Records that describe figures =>
###
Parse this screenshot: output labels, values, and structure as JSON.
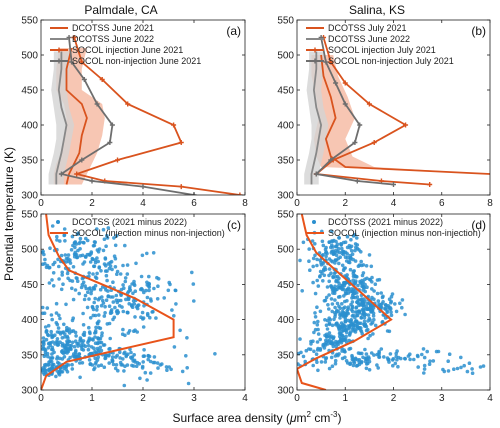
{
  "figure": {
    "ylabel": "Potential temperature (K)",
    "xlabel_prefix": "Surface area density (",
    "xlabel_mu": "μ",
    "xlabel_mid": "m",
    "xlabel_sup1": "2",
    "xlabel_cm": " cm",
    "xlabel_sup2": "-3",
    "xlabel_suffix": ")",
    "col_titles": [
      "Palmdale, CA",
      "Salina, KS"
    ]
  },
  "colors": {
    "dcotss_inj": "#d9531e",
    "dcotss_inj_band": "#f5b8a0",
    "dcotss_non": "#888888",
    "dcotss_non_band": "#d3d3d3",
    "socol_inj": "#d9531e",
    "socol_non": "#6e6e6e",
    "scatter": "#2a8fcf",
    "socol_diff": "#e8531a"
  },
  "chart_data": [
    {
      "panel": "a",
      "label": "(a)",
      "type": "line",
      "xlim": [
        0,
        8
      ],
      "ylim": [
        300,
        550
      ],
      "xticks": [
        0,
        2,
        4,
        6,
        8
      ],
      "yticks": [
        300,
        350,
        400,
        450,
        500,
        550
      ],
      "legend": [
        "DCOTSS June 2021",
        "DCOTSS June 2022",
        "SOCOL injection June 2021",
        "SOCOL non-injection June 2021"
      ],
      "series": [
        {
          "name": "DCOTSS June 2021",
          "style": "dcotss_inj",
          "x": [
            1.2,
            1.0,
            1.0,
            1.6,
            1.8,
            1.6,
            1.5,
            1.3,
            1.1,
            1.0
          ],
          "y": [
            510,
            480,
            450,
            430,
            410,
            385,
            360,
            345,
            330,
            315
          ],
          "band_lo": [
            0.7,
            0.6,
            0.6,
            0.9,
            1.0,
            0.9,
            0.8,
            0.6,
            0.5,
            0.5
          ],
          "band_hi": [
            1.8,
            1.6,
            1.6,
            2.4,
            2.5,
            2.4,
            2.2,
            2.0,
            1.8,
            1.6
          ]
        },
        {
          "name": "DCOTSS June 2022",
          "style": "dcotss_non",
          "x": [
            0.8,
            0.8,
            0.7,
            0.8,
            1.0,
            0.9,
            0.8,
            0.7,
            0.6,
            0.6
          ],
          "y": [
            505,
            480,
            450,
            425,
            400,
            380,
            360,
            345,
            330,
            315
          ],
          "band_lo": [
            0.5,
            0.5,
            0.4,
            0.5,
            0.6,
            0.6,
            0.5,
            0.4,
            0.3,
            0.3
          ],
          "band_hi": [
            1.1,
            1.1,
            1.0,
            1.1,
            1.3,
            1.2,
            1.1,
            1.0,
            0.9,
            0.9
          ]
        },
        {
          "name": "SOCOL injection June 2021",
          "style": "socol_inj",
          "x": [
            1.3,
            1.6,
            2.4,
            3.4,
            5.2,
            5.5,
            3.0,
            1.4,
            2.5,
            5.5,
            7.8
          ],
          "y": [
            525,
            490,
            465,
            430,
            400,
            375,
            350,
            330,
            320,
            312,
            300
          ],
          "markers": true
        },
        {
          "name": "SOCOL non-injection June 2021",
          "style": "socol_non",
          "x": [
            1.1,
            1.2,
            1.7,
            2.2,
            2.8,
            2.7,
            1.6,
            0.8,
            2.0,
            4.0,
            6.0
          ],
          "y": [
            525,
            490,
            465,
            430,
            400,
            375,
            350,
            330,
            320,
            312,
            300
          ],
          "markers": true
        }
      ]
    },
    {
      "panel": "b",
      "label": "(b)",
      "type": "line",
      "xlim": [
        0,
        8
      ],
      "ylim": [
        300,
        550
      ],
      "xticks": [
        0,
        2,
        4,
        6,
        8
      ],
      "yticks": [
        300,
        350,
        400,
        450,
        500,
        550
      ],
      "legend": [
        "DCOTSS July 2021",
        "DCOTSS June 2022",
        "SOCOL injection July 2021",
        "SOCOL non-injection July 2021"
      ],
      "series": [
        {
          "name": "DCOTSS July 2021",
          "style": "dcotss_inj",
          "x": [
            1.0,
            1.1,
            1.4,
            1.6,
            1.2,
            1.4,
            2.0,
            8.0
          ],
          "y": [
            500,
            470,
            440,
            410,
            380,
            355,
            340,
            330
          ],
          "band_lo": [
            0.6,
            0.6,
            0.8,
            0.9,
            0.7,
            0.8,
            1.0,
            8.0
          ],
          "band_hi": [
            1.5,
            1.7,
            2.1,
            2.4,
            2.0,
            2.3,
            3.2,
            8.0
          ]
        },
        {
          "name": "DCOTSS June 2022",
          "style": "dcotss_non",
          "x": [
            0.8,
            0.8,
            0.7,
            0.8,
            1.0,
            0.9,
            0.8,
            0.7,
            0.6,
            0.6
          ],
          "y": [
            505,
            480,
            450,
            425,
            400,
            380,
            360,
            345,
            330,
            315
          ],
          "band_lo": [
            0.5,
            0.5,
            0.4,
            0.5,
            0.6,
            0.6,
            0.5,
            0.4,
            0.3,
            0.3
          ],
          "band_hi": [
            1.1,
            1.1,
            1.0,
            1.1,
            1.3,
            1.2,
            1.1,
            1.0,
            0.9,
            0.9
          ]
        },
        {
          "name": "SOCOL injection July 2021",
          "style": "socol_inj",
          "x": [
            1.1,
            1.4,
            2.0,
            3.0,
            4.5,
            3.2,
            1.5,
            0.8,
            3.5,
            5.5
          ],
          "y": [
            525,
            490,
            460,
            430,
            400,
            375,
            350,
            330,
            320,
            315
          ],
          "markers": true
        },
        {
          "name": "SOCOL non-injection July 2021",
          "style": "socol_non",
          "x": [
            1.0,
            1.2,
            1.6,
            2.0,
            2.6,
            2.4,
            1.4,
            0.8,
            2.5,
            4.0
          ],
          "y": [
            525,
            490,
            460,
            430,
            400,
            375,
            350,
            330,
            320,
            315
          ],
          "markers": true
        }
      ]
    },
    {
      "panel": "c",
      "label": "(c)",
      "type": "scatter",
      "xlim": [
        0,
        4
      ],
      "ylim": [
        300,
        550
      ],
      "xticks": [
        0,
        1,
        2,
        3,
        4
      ],
      "yticks": [
        300,
        350,
        400,
        450,
        500,
        550
      ],
      "legend": [
        "DCOTSS (2021 minus 2022)",
        "SOCOL (injection minus non-injection)"
      ],
      "clusters": [
        {
          "xc": 0.8,
          "yc": 490,
          "sx": 0.45,
          "sy": 20,
          "n": 140
        },
        {
          "xc": 1.6,
          "yc": 445,
          "sx": 0.6,
          "sy": 18,
          "n": 130
        },
        {
          "xc": 1.4,
          "yc": 410,
          "sx": 0.65,
          "sy": 14,
          "n": 90
        },
        {
          "xc": 0.5,
          "yc": 370,
          "sx": 0.45,
          "sy": 12,
          "n": 150
        },
        {
          "xc": 1.2,
          "yc": 345,
          "sx": 0.7,
          "sy": 8,
          "n": 130
        },
        {
          "xc": 0.3,
          "yc": 330,
          "sx": 0.25,
          "sy": 6,
          "n": 60
        },
        {
          "xc": 2.2,
          "yc": 330,
          "sx": 0.5,
          "sy": 7,
          "n": 25
        }
      ],
      "socol": {
        "x": [
          0.1,
          0.15,
          0.35,
          0.55,
          1.2,
          1.85,
          2.6,
          2.6,
          0.5,
          0.1,
          0.0
        ],
        "y": [
          550,
          520,
          490,
          470,
          450,
          430,
          400,
          375,
          340,
          320,
          300
        ]
      }
    },
    {
      "panel": "d",
      "label": "(d)",
      "type": "scatter",
      "xlim": [
        0,
        4
      ],
      "ylim": [
        300,
        550
      ],
      "xticks": [
        0,
        1,
        2,
        3,
        4
      ],
      "yticks": [
        300,
        350,
        400,
        450,
        500,
        550
      ],
      "legend": [
        "DCOTSS (2021 minus 2022)",
        "SOCOL (injection minus non-injection)"
      ],
      "clusters": [
        {
          "xc": 0.8,
          "yc": 490,
          "sx": 0.3,
          "sy": 15,
          "n": 140
        },
        {
          "xc": 1.05,
          "yc": 450,
          "sx": 0.3,
          "sy": 12,
          "n": 130
        },
        {
          "xc": 1.4,
          "yc": 420,
          "sx": 0.35,
          "sy": 10,
          "n": 150
        },
        {
          "xc": 1.1,
          "yc": 395,
          "sx": 0.3,
          "sy": 10,
          "n": 130
        },
        {
          "xc": 0.7,
          "yc": 370,
          "sx": 0.3,
          "sy": 10,
          "n": 80
        },
        {
          "xc": 1.4,
          "yc": 345,
          "sx": 0.8,
          "sy": 7,
          "n": 130
        },
        {
          "xc": 3.2,
          "yc": 328,
          "sx": 0.4,
          "sy": 4,
          "n": 15
        }
      ],
      "socol": {
        "x": [
          0.1,
          0.2,
          0.4,
          0.8,
          1.3,
          1.95,
          1.2,
          0.4,
          0.0,
          0.1,
          0.6
        ],
        "y": [
          550,
          520,
          495,
          470,
          440,
          400,
          370,
          345,
          330,
          310,
          300
        ]
      }
    }
  ]
}
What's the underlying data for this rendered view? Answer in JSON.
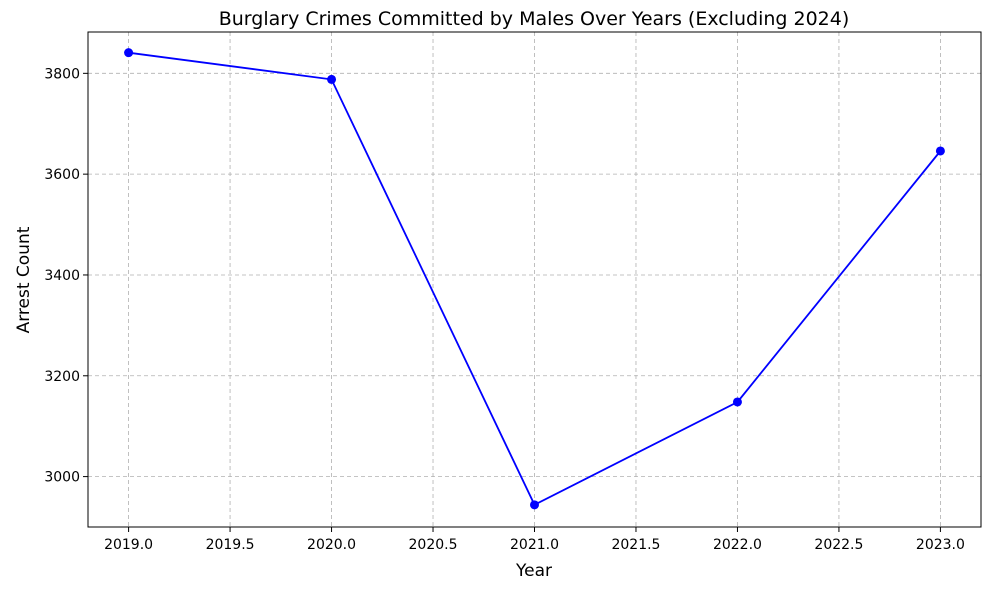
###
WHAT IS REQUIRED => Isolate each line of the listing above that includes "July". Copy it.

WRITTEN SOLUTION =>
        "DCOTSS July 2021",
        "SOCOL injection July 2021",
        "SOCOL non-injection July 2021"
          "name": "DCOTSS July 2021",
          "name": "SOCOL injection July 2021",
          "name": "SOCOL non-injection July 2021",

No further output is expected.